━━━ Source document ━━━
Oxidative Phosphorylation II

2017-11-20


Conceptual goals

  • Understand how the electron transport chain couples movement of electrons along a REDOX gradient to creating a proton gradient
  • Understand how different cofactors can safely shuttle electrons

Skill goals

  • Reason about the linkage between changes in reduction potential and ability to transport protons against a concentration gradient
  • Reason about the relative ordering of the electron transport chain based on REDOX potentials and perturbation with drugs

Oxidative phosphorylation overview:


Why does oxidative phosphorylation break the $NADH + \frac{1}{2}O_{2} + H^{+} \rightarrow NAD^{+} + H_{2}O$ reaction into multiple steps?

Control, capture of energy at each step

Where does ox-phos occur (and which way are protons pumped)?
━━━ Source data ━━━
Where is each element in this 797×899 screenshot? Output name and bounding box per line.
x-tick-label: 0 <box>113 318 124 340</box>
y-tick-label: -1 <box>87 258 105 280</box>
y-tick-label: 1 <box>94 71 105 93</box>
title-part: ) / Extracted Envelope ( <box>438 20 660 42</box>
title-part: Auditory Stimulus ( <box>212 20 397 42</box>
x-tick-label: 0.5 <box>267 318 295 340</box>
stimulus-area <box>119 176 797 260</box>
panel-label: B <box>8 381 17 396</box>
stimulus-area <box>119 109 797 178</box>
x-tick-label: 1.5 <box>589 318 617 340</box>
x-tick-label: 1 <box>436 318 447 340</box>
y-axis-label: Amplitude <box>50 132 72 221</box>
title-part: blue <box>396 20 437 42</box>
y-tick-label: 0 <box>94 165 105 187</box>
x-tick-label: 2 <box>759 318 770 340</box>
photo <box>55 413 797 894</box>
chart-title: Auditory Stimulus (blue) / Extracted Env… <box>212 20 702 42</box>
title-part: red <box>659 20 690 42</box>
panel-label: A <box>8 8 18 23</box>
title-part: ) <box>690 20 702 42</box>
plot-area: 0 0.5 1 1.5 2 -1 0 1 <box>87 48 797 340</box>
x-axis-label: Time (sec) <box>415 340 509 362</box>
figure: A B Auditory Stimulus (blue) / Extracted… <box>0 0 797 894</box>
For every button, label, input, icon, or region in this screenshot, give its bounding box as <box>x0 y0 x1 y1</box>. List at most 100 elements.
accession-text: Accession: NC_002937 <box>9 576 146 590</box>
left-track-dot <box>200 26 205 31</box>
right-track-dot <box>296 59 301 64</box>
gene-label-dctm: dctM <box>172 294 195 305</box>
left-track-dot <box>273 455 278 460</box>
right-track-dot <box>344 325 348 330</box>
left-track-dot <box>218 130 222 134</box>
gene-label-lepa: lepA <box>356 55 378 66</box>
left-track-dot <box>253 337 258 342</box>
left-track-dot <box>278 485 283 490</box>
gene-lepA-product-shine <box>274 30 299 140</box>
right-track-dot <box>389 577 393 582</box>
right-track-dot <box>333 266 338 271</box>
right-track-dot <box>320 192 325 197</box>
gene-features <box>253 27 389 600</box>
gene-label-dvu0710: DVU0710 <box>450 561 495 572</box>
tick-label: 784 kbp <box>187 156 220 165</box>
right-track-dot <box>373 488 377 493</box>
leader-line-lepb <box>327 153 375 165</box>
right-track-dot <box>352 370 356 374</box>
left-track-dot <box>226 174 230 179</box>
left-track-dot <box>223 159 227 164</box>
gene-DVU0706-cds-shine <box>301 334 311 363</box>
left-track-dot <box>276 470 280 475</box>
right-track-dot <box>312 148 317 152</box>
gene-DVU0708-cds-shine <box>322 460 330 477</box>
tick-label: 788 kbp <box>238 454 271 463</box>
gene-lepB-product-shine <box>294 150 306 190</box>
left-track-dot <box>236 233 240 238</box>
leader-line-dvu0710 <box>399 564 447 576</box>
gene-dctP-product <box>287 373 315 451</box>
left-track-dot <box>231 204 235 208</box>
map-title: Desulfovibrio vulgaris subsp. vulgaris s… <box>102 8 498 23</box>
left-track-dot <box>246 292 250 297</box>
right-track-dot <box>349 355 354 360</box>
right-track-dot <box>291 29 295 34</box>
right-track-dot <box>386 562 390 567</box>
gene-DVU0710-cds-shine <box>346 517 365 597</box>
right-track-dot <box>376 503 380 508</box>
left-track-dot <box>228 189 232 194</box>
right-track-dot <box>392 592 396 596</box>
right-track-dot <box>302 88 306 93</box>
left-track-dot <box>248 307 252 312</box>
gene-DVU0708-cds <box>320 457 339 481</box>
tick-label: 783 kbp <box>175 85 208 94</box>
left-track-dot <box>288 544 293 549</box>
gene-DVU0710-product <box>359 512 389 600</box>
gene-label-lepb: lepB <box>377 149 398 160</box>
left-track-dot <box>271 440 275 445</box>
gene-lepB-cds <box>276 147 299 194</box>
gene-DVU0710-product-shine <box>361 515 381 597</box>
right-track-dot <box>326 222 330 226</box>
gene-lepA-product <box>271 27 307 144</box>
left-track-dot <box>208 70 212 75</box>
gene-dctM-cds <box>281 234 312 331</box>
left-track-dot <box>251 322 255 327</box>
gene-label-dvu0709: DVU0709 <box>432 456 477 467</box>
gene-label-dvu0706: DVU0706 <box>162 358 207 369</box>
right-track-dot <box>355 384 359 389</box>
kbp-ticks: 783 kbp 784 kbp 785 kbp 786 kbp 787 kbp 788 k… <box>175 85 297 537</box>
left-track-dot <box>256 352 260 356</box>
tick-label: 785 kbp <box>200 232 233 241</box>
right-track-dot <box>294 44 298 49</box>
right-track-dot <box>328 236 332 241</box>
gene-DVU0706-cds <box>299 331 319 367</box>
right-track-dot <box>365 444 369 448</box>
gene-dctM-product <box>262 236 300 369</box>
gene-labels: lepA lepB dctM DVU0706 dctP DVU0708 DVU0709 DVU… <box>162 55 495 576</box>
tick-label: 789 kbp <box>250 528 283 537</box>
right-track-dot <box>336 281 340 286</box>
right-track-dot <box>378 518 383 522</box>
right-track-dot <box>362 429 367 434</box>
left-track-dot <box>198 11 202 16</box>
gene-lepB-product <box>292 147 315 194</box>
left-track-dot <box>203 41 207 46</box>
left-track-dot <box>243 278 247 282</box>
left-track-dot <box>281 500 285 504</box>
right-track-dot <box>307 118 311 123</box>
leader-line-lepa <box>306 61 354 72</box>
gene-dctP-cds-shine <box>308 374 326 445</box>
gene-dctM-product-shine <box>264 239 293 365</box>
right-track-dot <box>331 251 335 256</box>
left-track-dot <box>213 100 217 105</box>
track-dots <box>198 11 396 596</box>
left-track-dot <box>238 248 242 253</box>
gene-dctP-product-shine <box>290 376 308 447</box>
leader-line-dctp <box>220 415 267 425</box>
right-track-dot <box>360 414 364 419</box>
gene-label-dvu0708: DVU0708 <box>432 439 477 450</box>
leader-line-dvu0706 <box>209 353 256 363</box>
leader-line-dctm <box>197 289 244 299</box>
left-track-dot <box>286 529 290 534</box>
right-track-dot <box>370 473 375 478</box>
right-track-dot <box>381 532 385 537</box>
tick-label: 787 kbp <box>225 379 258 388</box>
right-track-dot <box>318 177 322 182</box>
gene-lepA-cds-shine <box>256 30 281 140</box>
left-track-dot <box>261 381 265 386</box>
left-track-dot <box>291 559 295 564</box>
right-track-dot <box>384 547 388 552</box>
━━━
## Instructions
1. Copy the oxidative phosphorylation notes from "Skill goals" up to and including "into multiple steps?", renaming "reduction potential" as "electrode potential".
2. Answer these questions from the oxidative phosphorylation notes:
(a) What date appears at the top?
(b) According to the conceptual goals, what can different cofactors safely shuttle?
(c) What reply is given to why the reaction is broken into multiple steps?
Rely only on the oxidative phosphorylation notes and not on the data.

## Expected responses
1.
Skill goals

  • Reason about the linkage between changes in electrode potential and ability to transport protons against a concentration gradient
  • Reason about the relative ordering of the electron transport chain based on REDOX potentials and perturbation with drugs

Oxidative phosphorylation overview:


Why does oxidative phosphorylation break the $NADH + \frac{1}{2}O_{2} + H^{+} \rightarrow NAD^{+} + H_{2}O$ reaction into multiple steps?

2.
(a) 2017-11-20
(b) Electrons
(c) Control, capture of energy at each step